__Problem statement__
Collect each line below that contains the string "shield". Case matters.

— start of Available data —

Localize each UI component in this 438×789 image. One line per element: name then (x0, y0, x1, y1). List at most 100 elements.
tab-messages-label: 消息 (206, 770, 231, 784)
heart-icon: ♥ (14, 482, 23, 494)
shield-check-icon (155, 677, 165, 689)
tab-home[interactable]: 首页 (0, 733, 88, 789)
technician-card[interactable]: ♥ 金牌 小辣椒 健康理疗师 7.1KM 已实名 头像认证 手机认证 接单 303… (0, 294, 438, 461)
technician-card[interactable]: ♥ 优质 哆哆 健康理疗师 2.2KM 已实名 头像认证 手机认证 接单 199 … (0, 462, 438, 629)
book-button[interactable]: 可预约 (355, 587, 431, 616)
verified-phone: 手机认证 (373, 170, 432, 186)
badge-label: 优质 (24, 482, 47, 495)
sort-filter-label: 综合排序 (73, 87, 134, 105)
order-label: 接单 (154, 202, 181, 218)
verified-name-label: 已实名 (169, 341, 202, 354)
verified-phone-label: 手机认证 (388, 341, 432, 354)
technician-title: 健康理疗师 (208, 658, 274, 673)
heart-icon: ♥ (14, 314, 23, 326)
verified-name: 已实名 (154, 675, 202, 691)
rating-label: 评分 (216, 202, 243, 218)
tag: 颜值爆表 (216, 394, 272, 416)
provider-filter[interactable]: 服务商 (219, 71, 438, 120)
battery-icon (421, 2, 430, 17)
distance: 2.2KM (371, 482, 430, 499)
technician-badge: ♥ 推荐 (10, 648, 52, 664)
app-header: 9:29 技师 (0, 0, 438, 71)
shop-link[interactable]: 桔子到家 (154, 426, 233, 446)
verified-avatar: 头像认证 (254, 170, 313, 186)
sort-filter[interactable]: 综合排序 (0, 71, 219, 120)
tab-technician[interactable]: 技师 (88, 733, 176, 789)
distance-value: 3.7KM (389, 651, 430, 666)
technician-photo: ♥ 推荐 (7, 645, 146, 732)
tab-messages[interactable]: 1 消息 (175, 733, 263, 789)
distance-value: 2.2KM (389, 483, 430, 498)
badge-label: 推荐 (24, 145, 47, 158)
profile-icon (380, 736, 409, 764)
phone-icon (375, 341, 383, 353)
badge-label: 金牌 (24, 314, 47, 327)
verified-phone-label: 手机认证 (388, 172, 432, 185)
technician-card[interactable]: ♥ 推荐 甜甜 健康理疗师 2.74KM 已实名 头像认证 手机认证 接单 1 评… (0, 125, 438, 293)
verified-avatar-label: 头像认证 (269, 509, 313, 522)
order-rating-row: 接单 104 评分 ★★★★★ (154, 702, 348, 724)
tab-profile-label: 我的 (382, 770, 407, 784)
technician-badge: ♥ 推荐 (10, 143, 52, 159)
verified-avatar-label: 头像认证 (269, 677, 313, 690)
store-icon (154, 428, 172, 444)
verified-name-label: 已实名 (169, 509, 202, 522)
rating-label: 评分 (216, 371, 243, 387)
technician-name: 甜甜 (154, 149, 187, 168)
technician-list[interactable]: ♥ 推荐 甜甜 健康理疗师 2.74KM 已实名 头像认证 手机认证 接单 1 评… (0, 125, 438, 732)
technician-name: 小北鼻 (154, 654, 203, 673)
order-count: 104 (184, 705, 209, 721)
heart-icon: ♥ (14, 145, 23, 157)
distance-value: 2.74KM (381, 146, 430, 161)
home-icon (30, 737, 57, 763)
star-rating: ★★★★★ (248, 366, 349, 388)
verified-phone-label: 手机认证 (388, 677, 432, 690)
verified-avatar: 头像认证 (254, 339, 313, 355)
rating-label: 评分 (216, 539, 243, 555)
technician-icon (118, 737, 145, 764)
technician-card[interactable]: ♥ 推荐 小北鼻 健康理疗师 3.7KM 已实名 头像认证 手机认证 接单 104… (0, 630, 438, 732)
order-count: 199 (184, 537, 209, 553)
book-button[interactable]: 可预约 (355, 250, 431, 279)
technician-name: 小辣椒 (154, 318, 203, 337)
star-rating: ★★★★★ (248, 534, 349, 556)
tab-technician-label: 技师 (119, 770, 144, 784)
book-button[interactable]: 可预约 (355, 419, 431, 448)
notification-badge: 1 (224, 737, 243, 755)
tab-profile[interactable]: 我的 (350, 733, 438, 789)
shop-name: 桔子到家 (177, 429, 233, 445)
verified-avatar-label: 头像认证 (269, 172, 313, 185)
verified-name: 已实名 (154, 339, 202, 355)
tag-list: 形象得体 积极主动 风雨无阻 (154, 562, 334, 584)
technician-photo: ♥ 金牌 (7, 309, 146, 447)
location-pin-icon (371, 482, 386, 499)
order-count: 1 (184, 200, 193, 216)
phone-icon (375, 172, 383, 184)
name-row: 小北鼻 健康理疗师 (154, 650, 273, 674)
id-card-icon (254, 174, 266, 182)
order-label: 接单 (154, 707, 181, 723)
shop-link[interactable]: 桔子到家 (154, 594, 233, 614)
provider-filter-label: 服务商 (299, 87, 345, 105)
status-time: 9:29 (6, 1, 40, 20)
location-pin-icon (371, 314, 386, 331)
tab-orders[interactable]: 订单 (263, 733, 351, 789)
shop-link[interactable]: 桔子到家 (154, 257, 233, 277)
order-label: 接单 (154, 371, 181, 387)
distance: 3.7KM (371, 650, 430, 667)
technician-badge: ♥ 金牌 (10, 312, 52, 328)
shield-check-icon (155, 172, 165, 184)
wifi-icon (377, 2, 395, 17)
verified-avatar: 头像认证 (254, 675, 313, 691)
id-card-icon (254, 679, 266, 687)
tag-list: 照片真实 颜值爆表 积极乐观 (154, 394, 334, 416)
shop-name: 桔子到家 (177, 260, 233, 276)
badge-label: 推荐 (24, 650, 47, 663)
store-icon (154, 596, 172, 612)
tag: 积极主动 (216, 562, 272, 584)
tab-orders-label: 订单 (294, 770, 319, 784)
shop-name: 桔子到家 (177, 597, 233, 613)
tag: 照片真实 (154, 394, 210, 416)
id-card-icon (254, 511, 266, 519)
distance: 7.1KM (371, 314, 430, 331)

— end of Available data —

__The response__
shield-check-icon (155, 677, 165, 689)
shield-check-icon (155, 172, 165, 184)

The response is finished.